** BEGIN PROVIDED DATA **
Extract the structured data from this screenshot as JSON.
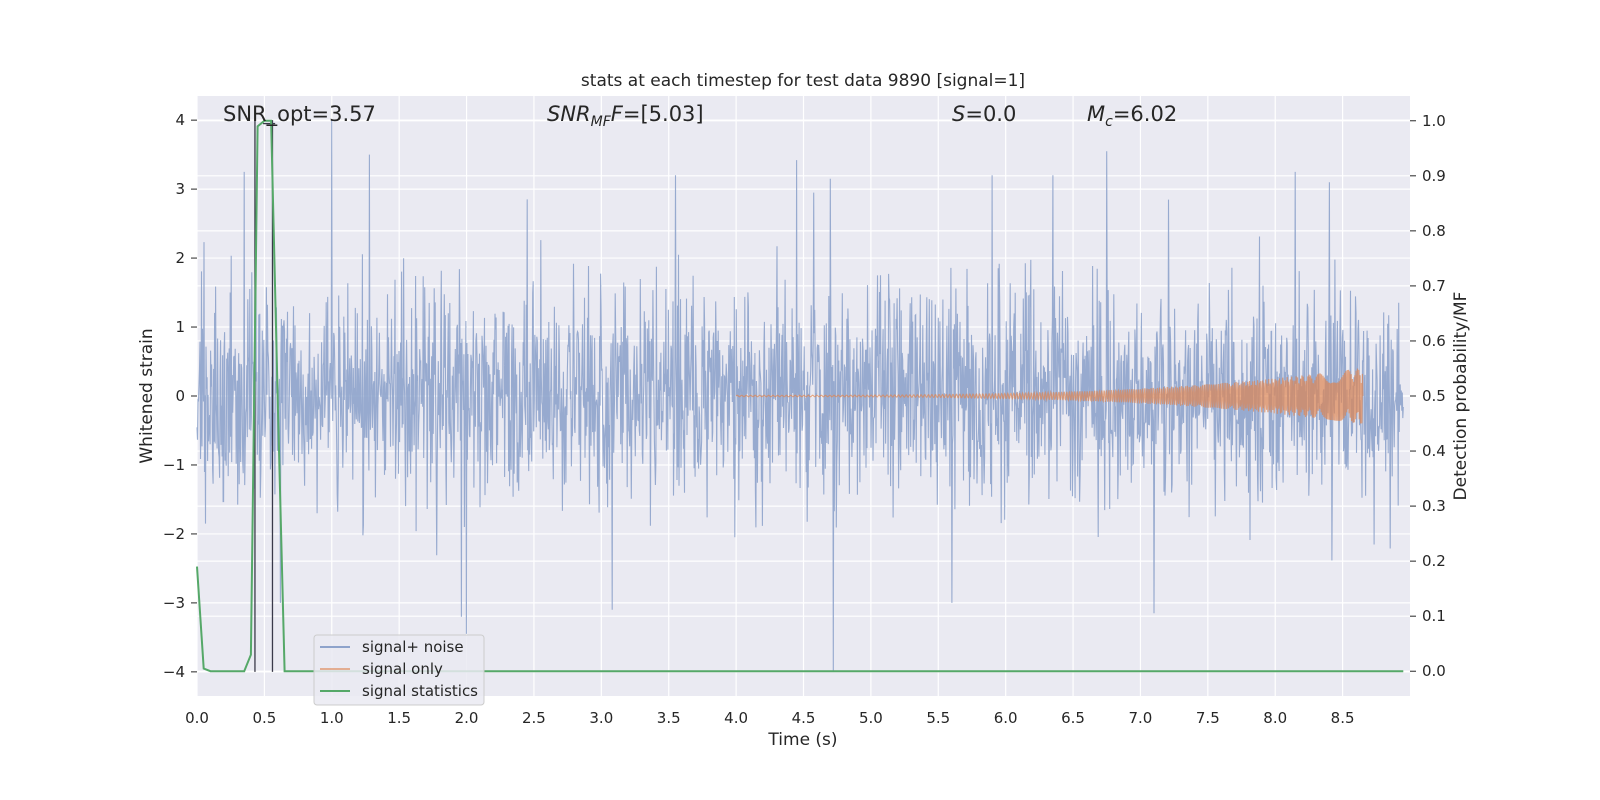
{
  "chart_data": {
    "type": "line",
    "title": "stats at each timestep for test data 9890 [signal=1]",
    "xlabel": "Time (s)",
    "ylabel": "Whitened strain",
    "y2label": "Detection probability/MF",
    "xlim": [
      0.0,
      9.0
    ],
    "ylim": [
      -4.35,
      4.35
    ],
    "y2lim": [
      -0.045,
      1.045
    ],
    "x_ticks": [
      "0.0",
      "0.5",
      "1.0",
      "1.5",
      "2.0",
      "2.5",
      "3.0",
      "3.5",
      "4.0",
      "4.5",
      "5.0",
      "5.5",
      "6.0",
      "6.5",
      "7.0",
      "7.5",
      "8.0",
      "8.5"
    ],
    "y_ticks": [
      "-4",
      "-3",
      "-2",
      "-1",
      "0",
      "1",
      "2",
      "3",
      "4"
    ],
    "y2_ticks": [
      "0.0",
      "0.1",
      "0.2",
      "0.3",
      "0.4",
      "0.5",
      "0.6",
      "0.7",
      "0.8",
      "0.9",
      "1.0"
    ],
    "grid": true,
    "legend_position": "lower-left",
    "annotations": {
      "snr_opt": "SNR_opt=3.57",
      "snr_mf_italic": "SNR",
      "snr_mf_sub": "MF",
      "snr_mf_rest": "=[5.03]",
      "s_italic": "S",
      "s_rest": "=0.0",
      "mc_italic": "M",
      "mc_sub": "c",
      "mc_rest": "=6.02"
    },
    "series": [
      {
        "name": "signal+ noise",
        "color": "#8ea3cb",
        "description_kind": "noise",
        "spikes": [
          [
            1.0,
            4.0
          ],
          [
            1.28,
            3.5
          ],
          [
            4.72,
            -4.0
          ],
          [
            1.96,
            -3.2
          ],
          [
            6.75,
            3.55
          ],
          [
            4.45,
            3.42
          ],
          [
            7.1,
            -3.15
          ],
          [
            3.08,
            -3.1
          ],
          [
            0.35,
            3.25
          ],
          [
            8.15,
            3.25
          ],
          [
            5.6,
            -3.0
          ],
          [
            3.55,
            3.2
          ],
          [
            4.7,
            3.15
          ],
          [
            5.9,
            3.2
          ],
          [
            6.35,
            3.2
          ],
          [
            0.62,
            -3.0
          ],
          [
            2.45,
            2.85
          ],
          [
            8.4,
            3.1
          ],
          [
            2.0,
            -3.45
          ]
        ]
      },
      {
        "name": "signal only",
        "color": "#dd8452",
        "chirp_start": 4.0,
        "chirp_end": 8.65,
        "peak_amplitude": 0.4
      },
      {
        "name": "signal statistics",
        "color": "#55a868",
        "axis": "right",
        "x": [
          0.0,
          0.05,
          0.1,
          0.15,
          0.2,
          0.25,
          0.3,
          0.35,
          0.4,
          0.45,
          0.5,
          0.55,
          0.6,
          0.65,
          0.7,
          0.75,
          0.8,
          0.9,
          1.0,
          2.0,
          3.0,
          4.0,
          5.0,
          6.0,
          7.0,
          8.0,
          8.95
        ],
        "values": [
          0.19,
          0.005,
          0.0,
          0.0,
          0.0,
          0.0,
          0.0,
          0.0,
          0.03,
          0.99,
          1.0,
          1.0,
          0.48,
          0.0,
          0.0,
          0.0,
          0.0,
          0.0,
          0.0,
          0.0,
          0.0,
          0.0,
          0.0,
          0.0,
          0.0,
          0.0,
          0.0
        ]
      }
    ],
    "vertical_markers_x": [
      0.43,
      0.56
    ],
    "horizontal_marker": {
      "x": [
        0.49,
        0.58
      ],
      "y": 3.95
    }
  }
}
** END PROVIDED DATA **
### EXERCISE DIRECTIONS
Pick out the lines containing the word "name" and show them.

### RIGHT ANSWER
        "name": "signal+ noise",
        "name": "signal only",
        "name": "signal statistics",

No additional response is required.